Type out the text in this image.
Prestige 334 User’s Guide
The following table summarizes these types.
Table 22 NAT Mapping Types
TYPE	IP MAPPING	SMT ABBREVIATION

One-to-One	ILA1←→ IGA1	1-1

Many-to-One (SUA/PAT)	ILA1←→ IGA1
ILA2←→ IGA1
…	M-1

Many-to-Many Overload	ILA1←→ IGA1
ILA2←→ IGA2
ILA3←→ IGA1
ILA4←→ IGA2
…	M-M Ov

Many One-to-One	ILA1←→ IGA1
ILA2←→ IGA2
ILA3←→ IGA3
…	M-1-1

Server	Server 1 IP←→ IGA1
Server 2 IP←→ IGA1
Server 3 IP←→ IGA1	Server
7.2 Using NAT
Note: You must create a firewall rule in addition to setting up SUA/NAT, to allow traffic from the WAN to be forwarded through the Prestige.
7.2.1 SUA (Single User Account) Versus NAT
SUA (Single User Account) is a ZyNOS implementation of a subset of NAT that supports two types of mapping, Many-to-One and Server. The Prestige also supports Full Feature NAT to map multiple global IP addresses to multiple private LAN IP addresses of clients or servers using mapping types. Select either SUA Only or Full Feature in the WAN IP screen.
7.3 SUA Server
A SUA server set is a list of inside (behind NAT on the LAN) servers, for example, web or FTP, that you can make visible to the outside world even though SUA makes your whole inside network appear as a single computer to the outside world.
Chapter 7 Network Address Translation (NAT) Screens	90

===

- **Job**
Print back all the lines verbatim.

- **Solution to this exercise**
Type out the text in this image.
Prestige 334 User’s Guide
The following table summarizes these types.
Table 22 NAT Mapping Types
TYPE	IP MAPPING	SMT ABBREVIATION

One-to-One	ILA1←→ IGA1	1-1

Many-to-One (SUA/PAT)	ILA1←→ IGA1
ILA2←→ IGA1
…	M-1

Many-to-Many Overload	ILA1←→ IGA1
ILA2←→ IGA2
ILA3←→ IGA1
ILA4←→ IGA2
…	M-M Ov

Many One-to-One	ILA1←→ IGA1
ILA2←→ IGA2
ILA3←→ IGA3
…	M-1-1

Server	Server 1 IP←→ IGA1
Server 2 IP←→ IGA1
Server 3 IP←→ IGA1	Server
7.2 Using NAT
Note: You must create a firewall rule in addition to setting up SUA/NAT, to allow traffic from the WAN to be forwarded through the Prestige.
7.2.1 SUA (Single User Account) Versus NAT
SUA (Single User Account) is a ZyNOS implementation of a subset of NAT that supports two types of mapping, Many-to-One and Server. The Prestige also supports Full Feature NAT to map multiple global IP addresses to multiple private LAN IP addresses of clients or servers using mapping types. Select either SUA Only or Full Feature in the WAN IP screen.
7.3 SUA Server
A SUA server set is a list of inside (behind NAT on the LAN) servers, for example, web or FTP, that you can make visible to the outside world even though SUA makes your whole inside network appear as a single computer to the outside world.
Chapter 7 Network Address Translation (NAT) Screens	90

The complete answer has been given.